### ACTIVITÉ 1
D'après l'extrait sur Martin Fayulu, quel montant Kigali prélèverait-il chaque mois en taxes au Sud-Kivu ?
### ACTIVITÉ 2
Reformulez plus brièvement le paragraphe de l'extrait sur Martin Fayulu qui commence par « Fayulu a dressé un tableau sombre », en conservant ses faits principaux.
### ACTIVITÉ 3
Poursuivez l'extrait consacré aux déclarations de Martin Fayulu sur les accords de Washington à partir de sa dernière phrase.
╭─ EXTRAIT
Pour Martin Fayulu, les accords de Washington ne constituent pas la réponse à la crise que traverse la République démocratique du Congo face au Rwanda. Intervenant lors du live Space organisé par Stanis Bujakera Tshiamala sur X, le leader de l'opposition a démonté méthodiquement la rhétorique du pouvoir qui présente ces accords comme un bouclier diplomatique.
« Goma a été pris depuis combien de temps ? Bukavu a été pris depuis combien de temps ? Et quel rempart ? » a-t-il lancé, cinglant, contestant que ces textes aient permis de faire taire les armes ou de restaurer la souveraineté congolaise sur les territoires occupés.
Fayulu a dressé un tableau sombre de la situation sur le terrain, décrivant des populations de Goma et Bukavu « considérées comme des esclaves des Rwandais », fouettées, tabassées, pendant que Kigali prélèverait selon lui quelque trente millions de dollars de taxes mensuelles au Sud-Kivu.
╰─
╭─ ENREGISTREMENTS FOURNIS
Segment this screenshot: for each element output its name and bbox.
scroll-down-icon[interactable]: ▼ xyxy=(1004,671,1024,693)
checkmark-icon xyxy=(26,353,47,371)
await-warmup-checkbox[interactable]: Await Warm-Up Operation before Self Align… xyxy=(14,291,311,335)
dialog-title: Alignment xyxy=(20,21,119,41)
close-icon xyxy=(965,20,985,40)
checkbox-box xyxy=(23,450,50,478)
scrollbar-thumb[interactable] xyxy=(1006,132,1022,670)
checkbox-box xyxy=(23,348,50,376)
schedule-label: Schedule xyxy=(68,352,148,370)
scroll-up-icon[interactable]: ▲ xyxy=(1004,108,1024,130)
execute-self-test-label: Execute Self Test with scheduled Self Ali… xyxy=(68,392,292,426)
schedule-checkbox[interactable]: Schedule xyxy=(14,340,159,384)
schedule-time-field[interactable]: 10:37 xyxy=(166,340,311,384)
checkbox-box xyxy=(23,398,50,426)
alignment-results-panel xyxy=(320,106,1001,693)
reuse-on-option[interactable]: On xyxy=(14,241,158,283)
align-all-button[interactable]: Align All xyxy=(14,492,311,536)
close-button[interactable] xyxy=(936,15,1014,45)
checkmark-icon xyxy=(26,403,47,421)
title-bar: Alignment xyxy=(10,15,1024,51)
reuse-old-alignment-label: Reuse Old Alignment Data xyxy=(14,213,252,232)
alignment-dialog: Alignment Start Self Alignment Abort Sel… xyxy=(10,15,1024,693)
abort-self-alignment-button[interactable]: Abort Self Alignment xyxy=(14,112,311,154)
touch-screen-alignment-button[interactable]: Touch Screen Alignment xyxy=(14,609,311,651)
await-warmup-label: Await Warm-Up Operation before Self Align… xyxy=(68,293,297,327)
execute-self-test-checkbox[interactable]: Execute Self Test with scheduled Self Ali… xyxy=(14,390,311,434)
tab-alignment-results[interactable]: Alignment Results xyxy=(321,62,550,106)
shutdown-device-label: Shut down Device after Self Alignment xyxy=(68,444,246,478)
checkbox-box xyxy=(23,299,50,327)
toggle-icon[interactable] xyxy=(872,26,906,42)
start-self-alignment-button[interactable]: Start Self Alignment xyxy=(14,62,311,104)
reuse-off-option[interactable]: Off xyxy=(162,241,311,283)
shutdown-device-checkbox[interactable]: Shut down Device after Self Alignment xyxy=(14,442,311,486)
╰─
### ESPACE DE RÉPONSE 1
Quelque trente millions de dollars.

### ESPACE DE RÉPONSE 2
Selon Fayulu, la situation sur le terrain est sombre : les habitants de Goma et de Bukavu seraient traités « comme des esclaves des Rwandais », fouettés et tabassés, tandis que Kigali prélèverait environ trente millions de dollars de taxes par mois au Sud-Kivu.

### ESPACE DE RÉPONSE 3
« Le Congo n'a pas autorité sur ces terres-là, sur nos terres », a-t-il martelé, rejetant tout argument selon lequel ces accords auraient au moins contribué à ralentir les opérations militaires rwandaises.
Le leader de Lamuka a toutefois tenu à nuancer sa position, dissociant explicitement le partenariat stratégique et économique conclu avec les États-Unis, qu'il dit soutenir, à condition qu'il respecte les lois congolaises et américaines des arrangements conclus avec le Rwanda.
Sur ce dernier point, sa ligne est sans ambiguïté : la résolution 2773 du Conseil de sécurité des Nations Unies doit être appliquée, les troupes rwandaises doivent rentrer chez elles, et l'AFC/M23 doit se dessaisir de toutes les positions occupées sur le sol congolais.